— START —

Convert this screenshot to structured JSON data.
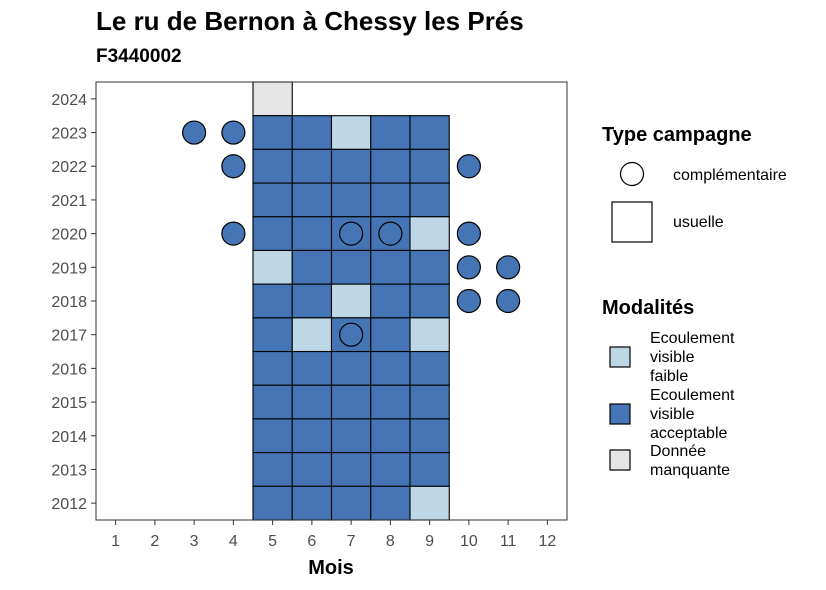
{
  "title": "Le ru de Bernon à Chessy les Prés",
  "subtitle": "F3440002",
  "chart_data": {
    "type": "heatmap",
    "xlabel": "Mois",
    "ylabel": "",
    "x_ticks": [
      1,
      2,
      3,
      4,
      5,
      6,
      7,
      8,
      9,
      10,
      11,
      12
    ],
    "y_ticks": [
      2012,
      2013,
      2014,
      2015,
      2016,
      2017,
      2018,
      2019,
      2020,
      2021,
      2022,
      2023,
      2024
    ],
    "xlim": [
      0.5,
      12.5
    ],
    "ylim": [
      2011.5,
      2024.5
    ],
    "grid": false,
    "colors": {
      "Ecoulement visible faible": "#bdd7e7",
      "Ecoulement visible acceptable": "#4575b4",
      "Donnée manquante": "#e5e5e5"
    },
    "usuelle": [
      {
        "year": 2024,
        "month": 5,
        "modalite": "Donnée manquante"
      },
      {
        "year": 2023,
        "month": 5,
        "modalite": "Ecoulement visible acceptable"
      },
      {
        "year": 2023,
        "month": 6,
        "modalite": "Ecoulement visible acceptable"
      },
      {
        "year": 2023,
        "month": 7,
        "modalite": "Ecoulement visible faible"
      },
      {
        "year": 2023,
        "month": 8,
        "modalite": "Ecoulement visible acceptable"
      },
      {
        "year": 2023,
        "month": 9,
        "modalite": "Ecoulement visible acceptable"
      },
      {
        "year": 2022,
        "month": 5,
        "modalite": "Ecoulement visible acceptable"
      },
      {
        "year": 2022,
        "month": 6,
        "modalite": "Ecoulement visible acceptable"
      },
      {
        "year": 2022,
        "month": 7,
        "modalite": "Ecoulement visible acceptable"
      },
      {
        "year": 2022,
        "month": 8,
        "modalite": "Ecoulement visible acceptable"
      },
      {
        "year": 2022,
        "month": 9,
        "modalite": "Ecoulement visible acceptable"
      },
      {
        "year": 2021,
        "month": 5,
        "modalite": "Ecoulement visible acceptable"
      },
      {
        "year": 2021,
        "month": 6,
        "modalite": "Ecoulement visible acceptable"
      },
      {
        "year": 2021,
        "month": 7,
        "modalite": "Ecoulement visible acceptable"
      },
      {
        "year": 2021,
        "month": 8,
        "modalite": "Ecoulement visible acceptable"
      },
      {
        "year": 2021,
        "month": 9,
        "modalite": "Ecoulement visible acceptable"
      },
      {
        "year": 2020,
        "month": 5,
        "modalite": "Ecoulement visible acceptable"
      },
      {
        "year": 2020,
        "month": 6,
        "modalite": "Ecoulement visible acceptable"
      },
      {
        "year": 2020,
        "month": 7,
        "modalite": "Ecoulement visible acceptable"
      },
      {
        "year": 2020,
        "month": 8,
        "modalite": "Ecoulement visible acceptable"
      },
      {
        "year": 2020,
        "month": 9,
        "modalite": "Ecoulement visible faible"
      },
      {
        "year": 2019,
        "month": 5,
        "modalite": "Ecoulement visible faible"
      },
      {
        "year": 2019,
        "month": 6,
        "modalite": "Ecoulement visible acceptable"
      },
      {
        "year": 2019,
        "month": 7,
        "modalite": "Ecoulement visible acceptable"
      },
      {
        "year": 2019,
        "month": 8,
        "modalite": "Ecoulement visible acceptable"
      },
      {
        "year": 2019,
        "month": 9,
        "modalite": "Ecoulement visible acceptable"
      },
      {
        "year": 2018,
        "month": 5,
        "modalite": "Ecoulement visible acceptable"
      },
      {
        "year": 2018,
        "month": 6,
        "modalite": "Ecoulement visible acceptable"
      },
      {
        "year": 2018,
        "month": 7,
        "modalite": "Ecoulement visible faible"
      },
      {
        "year": 2018,
        "month": 8,
        "modalite": "Ecoulement visible acceptable"
      },
      {
        "year": 2018,
        "month": 9,
        "modalite": "Ecoulement visible acceptable"
      },
      {
        "year": 2017,
        "month": 5,
        "modalite": "Ecoulement visible acceptable"
      },
      {
        "year": 2017,
        "month": 6,
        "modalite": "Ecoulement visible faible"
      },
      {
        "year": 2017,
        "month": 7,
        "modalite": "Ecoulement visible acceptable"
      },
      {
        "year": 2017,
        "month": 8,
        "modalite": "Ecoulement visible acceptable"
      },
      {
        "year": 2017,
        "month": 9,
        "modalite": "Ecoulement visible faible"
      },
      {
        "year": 2016,
        "month": 5,
        "modalite": "Ecoulement visible acceptable"
      },
      {
        "year": 2016,
        "month": 6,
        "modalite": "Ecoulement visible acceptable"
      },
      {
        "year": 2016,
        "month": 7,
        "modalite": "Ecoulement visible acceptable"
      },
      {
        "year": 2016,
        "month": 8,
        "modalite": "Ecoulement visible acceptable"
      },
      {
        "year": 2016,
        "month": 9,
        "modalite": "Ecoulement visible acceptable"
      },
      {
        "year": 2015,
        "month": 5,
        "modalite": "Ecoulement visible acceptable"
      },
      {
        "year": 2015,
        "month": 6,
        "modalite": "Ecoulement visible acceptable"
      },
      {
        "year": 2015,
        "month": 7,
        "modalite": "Ecoulement visible acceptable"
      },
      {
        "year": 2015,
        "month": 8,
        "modalite": "Ecoulement visible acceptable"
      },
      {
        "year": 2015,
        "month": 9,
        "modalite": "Ecoulement visible acceptable"
      },
      {
        "year": 2014,
        "month": 5,
        "modalite": "Ecoulement visible acceptable"
      },
      {
        "year": 2014,
        "month": 6,
        "modalite": "Ecoulement visible acceptable"
      },
      {
        "year": 2014,
        "month": 7,
        "modalite": "Ecoulement visible acceptable"
      },
      {
        "year": 2014,
        "month": 8,
        "modalite": "Ecoulement visible acceptable"
      },
      {
        "year": 2014,
        "month": 9,
        "modalite": "Ecoulement visible acceptable"
      },
      {
        "year": 2013,
        "month": 5,
        "modalite": "Ecoulement visible acceptable"
      },
      {
        "year": 2013,
        "month": 6,
        "modalite": "Ecoulement visible acceptable"
      },
      {
        "year": 2013,
        "month": 7,
        "modalite": "Ecoulement visible acceptable"
      },
      {
        "year": 2013,
        "month": 8,
        "modalite": "Ecoulement visible acceptable"
      },
      {
        "year": 2013,
        "month": 9,
        "modalite": "Ecoulement visible acceptable"
      },
      {
        "year": 2012,
        "month": 5,
        "modalite": "Ecoulement visible acceptable"
      },
      {
        "year": 2012,
        "month": 6,
        "modalite": "Ecoulement visible acceptable"
      },
      {
        "year": 2012,
        "month": 7,
        "modalite": "Ecoulement visible acceptable"
      },
      {
        "year": 2012,
        "month": 8,
        "modalite": "Ecoulement visible acceptable"
      },
      {
        "year": 2012,
        "month": 9,
        "modalite": "Ecoulement visible faible"
      }
    ],
    "complementaire": [
      {
        "year": 2023,
        "month": 3,
        "modalite": "Ecoulement visible acceptable"
      },
      {
        "year": 2023,
        "month": 4,
        "modalite": "Ecoulement visible acceptable"
      },
      {
        "year": 2022,
        "month": 4,
        "modalite": "Ecoulement visible acceptable"
      },
      {
        "year": 2022,
        "month": 10,
        "modalite": "Ecoulement visible acceptable"
      },
      {
        "year": 2020,
        "month": 4,
        "modalite": "Ecoulement visible acceptable"
      },
      {
        "year": 2020,
        "month": 7,
        "modalite": "Ecoulement visible acceptable"
      },
      {
        "year": 2020,
        "month": 8,
        "modalite": "Ecoulement visible acceptable"
      },
      {
        "year": 2020,
        "month": 10,
        "modalite": "Ecoulement visible acceptable"
      },
      {
        "year": 2019,
        "month": 10,
        "modalite": "Ecoulement visible acceptable"
      },
      {
        "year": 2019,
        "month": 11,
        "modalite": "Ecoulement visible acceptable"
      },
      {
        "year": 2018,
        "month": 10,
        "modalite": "Ecoulement visible acceptable"
      },
      {
        "year": 2018,
        "month": 11,
        "modalite": "Ecoulement visible acceptable"
      },
      {
        "year": 2017,
        "month": 7,
        "modalite": "Ecoulement visible acceptable"
      }
    ],
    "legend_type": {
      "title": "Type campagne",
      "items": [
        "complémentaire",
        "usuelle"
      ]
    },
    "legend_modalites": {
      "title": "Modalités",
      "items": [
        {
          "lines": [
            "Ecoulement",
            "visible",
            "faible"
          ],
          "modalite": "Ecoulement visible faible"
        },
        {
          "lines": [
            "Ecoulement",
            "visible",
            "acceptable"
          ],
          "modalite": "Ecoulement visible acceptable"
        },
        {
          "lines": [
            "Donnée",
            "manquante"
          ],
          "modalite": "Donnée manquante"
        }
      ]
    }
  }
}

— END —

→ **The problem**
Scan the records above for the string "manquante", then report every line that contains it.

→ **The response**
      "Donnée manquante": "#e5e5e5"
        "modalite": "Donnée manquante"
            "manquante"
          "modalite": "Donnée manquante"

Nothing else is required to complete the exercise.